— begin —

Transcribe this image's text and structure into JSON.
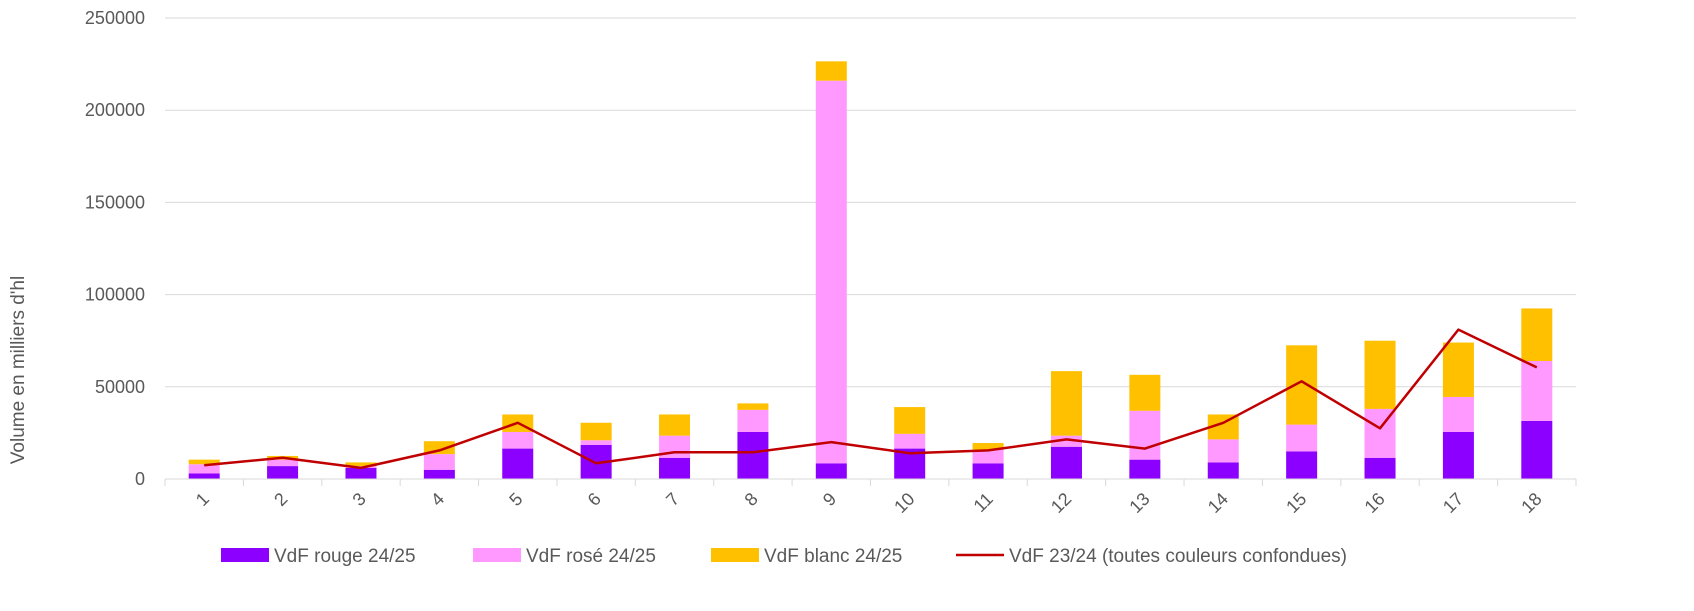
{
  "chart_data": {
    "type": "bar",
    "stacked": true,
    "title": "",
    "xlabel": "",
    "ylabel": "Volume en milliers d'hl",
    "ylim": [
      0,
      250000
    ],
    "yticks": [
      "0",
      "50000",
      "100000",
      "150000",
      "200000",
      "250000"
    ],
    "categories": [
      "1",
      "2",
      "3",
      "4",
      "5",
      "6",
      "7",
      "8",
      "9",
      "10",
      "11",
      "12",
      "13",
      "14",
      "15",
      "16",
      "17",
      "18"
    ],
    "grid": true,
    "legend_position": "bottom",
    "series": [
      {
        "name": "VdF rouge 24/25",
        "kind": "bar",
        "color": "#8B00FF",
        "values": [
          3000,
          7000,
          6000,
          5000,
          16500,
          18500,
          11500,
          25500,
          8500,
          16500,
          8500,
          17500,
          10500,
          9000,
          15000,
          11500,
          25500,
          31500
        ]
      },
      {
        "name": "VdF rosé 24/25",
        "kind": "bar",
        "color": "#FF99FF",
        "values": [
          5000,
          3500,
          1000,
          8500,
          9000,
          2500,
          12000,
          12000,
          207500,
          8000,
          7500,
          6000,
          26500,
          12500,
          14500,
          26500,
          19000,
          32500
        ]
      },
      {
        "name": "VdF blanc 24/25",
        "kind": "bar",
        "color": "#FFC000",
        "values": [
          2500,
          2000,
          2000,
          7000,
          9500,
          9500,
          11500,
          3500,
          10500,
          14500,
          3500,
          35000,
          19500,
          13500,
          43000,
          37000,
          29500,
          28500
        ]
      },
      {
        "name": "VdF 23/24 (toutes couleurs confondues)",
        "kind": "line",
        "color": "#C00000",
        "values": [
          7500,
          11500,
          6000,
          15500,
          30500,
          8500,
          14500,
          14500,
          20000,
          14000,
          15500,
          21500,
          16500,
          30500,
          53000,
          27500,
          81000,
          60500
        ]
      }
    ]
  }
}
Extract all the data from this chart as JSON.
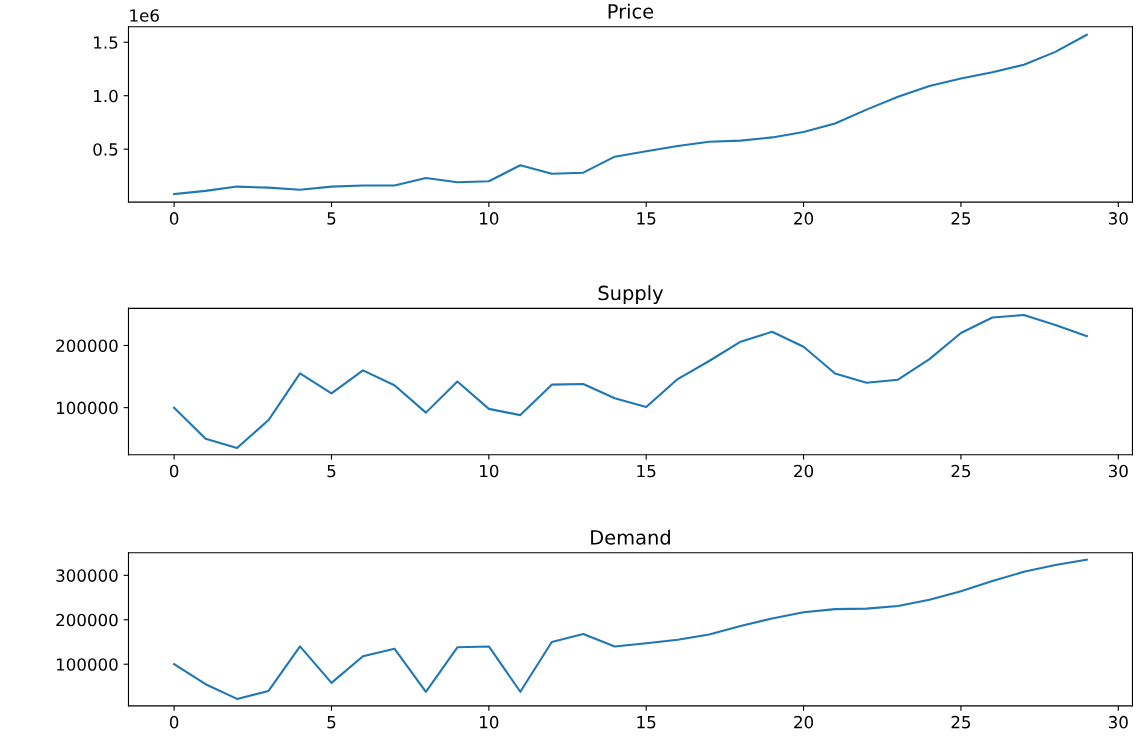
{
  "chart_data": [
    {
      "type": "line",
      "title": "Price",
      "x": [
        0,
        1,
        2,
        3,
        4,
        5,
        6,
        7,
        8,
        9,
        10,
        11,
        12,
        13,
        14,
        15,
        16,
        17,
        18,
        19,
        20,
        21,
        22,
        23,
        24,
        25,
        26,
        27,
        28,
        29
      ],
      "series": [
        {
          "color": "#1f77b4",
          "values": [
            0.08,
            0.11,
            0.15,
            0.14,
            0.12,
            0.15,
            0.16,
            0.16,
            0.23,
            0.19,
            0.2,
            0.35,
            0.27,
            0.28,
            0.43,
            0.48,
            0.53,
            0.57,
            0.58,
            0.61,
            0.66,
            0.74,
            0.87,
            0.99,
            1.09,
            1.16,
            1.22,
            1.29,
            1.41,
            1.57
          ]
        }
      ],
      "xlim": [
        -1.45,
        30.45
      ],
      "xticks": [
        0,
        5,
        10,
        15,
        20,
        25,
        30
      ],
      "ylim": [
        0.005,
        1.645
      ],
      "yticks": [
        {
          "value": 0.5,
          "label": "0.5"
        },
        {
          "value": 1.0,
          "label": "1.0"
        },
        {
          "value": 1.5,
          "label": "1.5"
        }
      ],
      "annotations": [
        "1e6"
      ],
      "grid": false,
      "legend": false
    },
    {
      "type": "line",
      "title": "Supply",
      "x": [
        0,
        1,
        2,
        3,
        4,
        5,
        6,
        7,
        8,
        9,
        10,
        11,
        12,
        13,
        14,
        15,
        16,
        17,
        18,
        19,
        20,
        21,
        22,
        23,
        24,
        25,
        26,
        27,
        28,
        29
      ],
      "series": [
        {
          "color": "#1f77b4",
          "values": [
            100000,
            50000,
            35000,
            80000,
            155000,
            123000,
            160000,
            136000,
            92000,
            142000,
            98000,
            88000,
            137000,
            138000,
            115000,
            101000,
            146000,
            175000,
            206000,
            222000,
            198000,
            155000,
            140000,
            145000,
            178000,
            220000,
            245000,
            249000,
            233000,
            215000
          ]
        }
      ],
      "xlim": [
        -1.45,
        30.45
      ],
      "xticks": [
        0,
        5,
        10,
        15,
        20,
        25,
        30
      ],
      "ylim": [
        24300,
        259700
      ],
      "yticks": [
        100000,
        200000
      ],
      "grid": false,
      "legend": false
    },
    {
      "type": "line",
      "title": "Demand",
      "x": [
        0,
        1,
        2,
        3,
        4,
        5,
        6,
        7,
        8,
        9,
        10,
        11,
        12,
        13,
        14,
        15,
        16,
        17,
        18,
        19,
        20,
        21,
        22,
        23,
        24,
        25,
        26,
        27,
        28,
        29
      ],
      "series": [
        {
          "color": "#1f77b4",
          "values": [
            100000,
            55000,
            22000,
            40000,
            140000,
            58000,
            118000,
            135000,
            38000,
            138000,
            140000,
            38000,
            150000,
            168000,
            140000,
            147000,
            155000,
            167000,
            186000,
            203000,
            217000,
            224000,
            225000,
            231000,
            245000,
            264000,
            287000,
            308000,
            323000,
            335000
          ]
        }
      ],
      "xlim": [
        -1.45,
        30.45
      ],
      "xticks": [
        0,
        5,
        10,
        15,
        20,
        25,
        30
      ],
      "ylim": [
        6350,
        350650
      ],
      "yticks": [
        100000,
        200000,
        300000
      ],
      "grid": false,
      "legend": false
    }
  ]
}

— end —

**Problem to work on**
Write every record out again exactly; no pictures belong in the copy.

**Result for this exercise**
Transcribe this image's text and structure into JSON.
{
  "chart_data": {
    "type": "bar",
    "stacked": true,
    "title": "",
    "xlabel": "",
    "ylabel": "Volume en milliers d'hl",
    "ylim": [
      0,
      250000
    ],
    "yticks": [
      "0",
      "50000",
      "100000",
      "150000",
      "200000",
      "250000"
    ],
    "categories": [
      "1",
      "2",
      "3",
      "4",
      "5",
      "6",
      "7",
      "8",
      "9",
      "10",
      "11",
      "12",
      "13",
      "14",
      "15",
      "16",
      "17",
      "18"
    ],
    "grid": true,
    "legend_position": "bottom",
    "series": [
      {
        "name": "VdF rouge 24/25",
        "kind": "bar",
        "color": "#8B00FF",
        "values": [
          3000,
          7000,
          6000,
          5000,
          16500,
          18500,
          11500,
          25500,
          8500,
          16500,
          8500,
          17500,
          10500,
          9000,
          15000,
          11500,
          25500,
          31500
        ]
      },
      {
        "name": "VdF rosé 24/25",
        "kind": "bar",
        "color": "#FF99FF",
        "values": [
          5000,
          3500,
          1000,
          8500,
          9000,
          2500,
          12000,
          12000,
          207500,
          8000,
          7500,
          6000,
          26500,
          12500,
          14500,
          26500,
          19000,
          32500
        ]
      },
      {
        "name": "VdF blanc 24/25",
        "kind": "bar",
        "color": "#FFC000",
        "values": [
          2500,
          2000,
          2000,
          7000,
          9500,
          9500,
          11500,
          3500,
          10500,
          14500,
          3500,
          35000,
          19500,
          13500,
          43000,
          37000,
          29500,
          28500
        ]
      },
      {
        "name": "VdF 23/24 (toutes couleurs confondues)",
        "kind": "line",
        "color": "#C00000",
        "values": [
          7500,
          11500,
          6000,
          15500,
          30500,
          8500,
          14500,
          14500,
          20000,
          14000,
          15500,
          21500,
          16500,
          30500,
          53000,
          27500,
          81000,
          60500
        ]
      }
    ]
  }
}
Extract all the data from this chart as JSON.
{
  "chart_data": [
    {
      "type": "line",
      "title": "Price",
      "x": [
        0,
        1,
        2,
        3,
        4,
        5,
        6,
        7,
        8,
        9,
        10,
        11,
        12,
        13,
        14,
        15,
        16,
        17,
        18,
        19,
        20,
        21,
        22,
        23,
        24,
        25,
        26,
        27,
        28,
        29
      ],
      "series": [
        {
          "color": "#1f77b4",
          "values": [
            0.08,
            0.11,
            0.15,
            0.14,
            0.12,
            0.15,
            0.16,
            0.16,
            0.23,
            0.19,
            0.2,
            0.35,
            0.27,
            0.28,
            0.43,
            0.48,
            0.53,
            0.57,
            0.58,
            0.61,
            0.66,
            0.74,
            0.87,
            0.99,
            1.09,
            1.16,
            1.22,
            1.29,
            1.41,
            1.57
          ]
        }
      ],
      "xlim": [
        -1.45,
        30.45
      ],
      "xticks": [
        0,
        5,
        10,
        15,
        20,
        25,
        30
      ],
      "ylim": [
        0.005,
        1.645
      ],
      "yticks": [
        {
          "value": 0.5,
          "label": "0.5"
        },
        {
          "value": 1.0,
          "label": "1.0"
        },
        {
          "value": 1.5,
          "label": "1.5"
        }
      ],
      "annotations": [
        "1e6"
      ],
      "grid": false,
      "legend": false
    },
    {
      "type": "line",
      "title": "Supply",
      "x": [
        0,
        1,
        2,
        3,
        4,
        5,
        6,
        7,
        8,
        9,
        10,
        11,
        12,
        13,
        14,
        15,
        16,
        17,
        18,
        19,
        20,
        21,
        22,
        23,
        24,
        25,
        26,
        27,
        28,
        29
      ],
      "series": [
        {
          "color": "#1f77b4",
          "values": [
            100000,
            50000,
            35000,
            80000,
            155000,
            123000,
            160000,
            136000,
            92000,
            142000,
            98000,
            88000,
            137000,
            138000,
            115000,
            101000,
            146000,
            175000,
            206000,
            222000,
            198000,
            155000,
            140000,
            145000,
            178000,
            220000,
            245000,
            249000,
            233000,
            215000
          ]
        }
      ],
      "xlim": [
        -1.45,
        30.45
      ],
      "xticks": [
        0,
        5,
        10,
        15,
        20,
        25,
        30
      ],
      "ylim": [
        24300,
        259700
      ],
      "yticks": [
        100000,
        200000
      ],
      "grid": false,
      "legend": false
    },
    {
      "type": "line",
      "title": "Demand",
      "x": [
        0,
        1,
        2,
        3,
        4,
        5,
        6,
        7,
        8,
        9,
        10,
        11,
        12,
        13,
        14,
        15,
        16,
        17,
        18,
        19,
        20,
        21,
        22,
        23,
        24,
        25,
        26,
        27,
        28,
        29
      ],
      "series": [
        {
          "color": "#1f77b4",
          "values": [
            100000,
            55000,
            22000,
            40000,
            140000,
            58000,
            118000,
            135000,
            38000,
            138000,
            140000,
            38000,
            150000,
            168000,
            140000,
            147000,
            155000,
            167000,
            186000,
            203000,
            217000,
            224000,
            225000,
            231000,
            245000,
            264000,
            287000,
            308000,
            323000,
            335000
          ]
        }
      ],
      "xlim": [
        -1.45,
        30.45
      ],
      "xticks": [
        0,
        5,
        10,
        15,
        20,
        25,
        30
      ],
      "ylim": [
        6350,
        350650
      ],
      "yticks": [
        100000,
        200000,
        300000
      ],
      "grid": false,
      "legend": false
    }
  ]
}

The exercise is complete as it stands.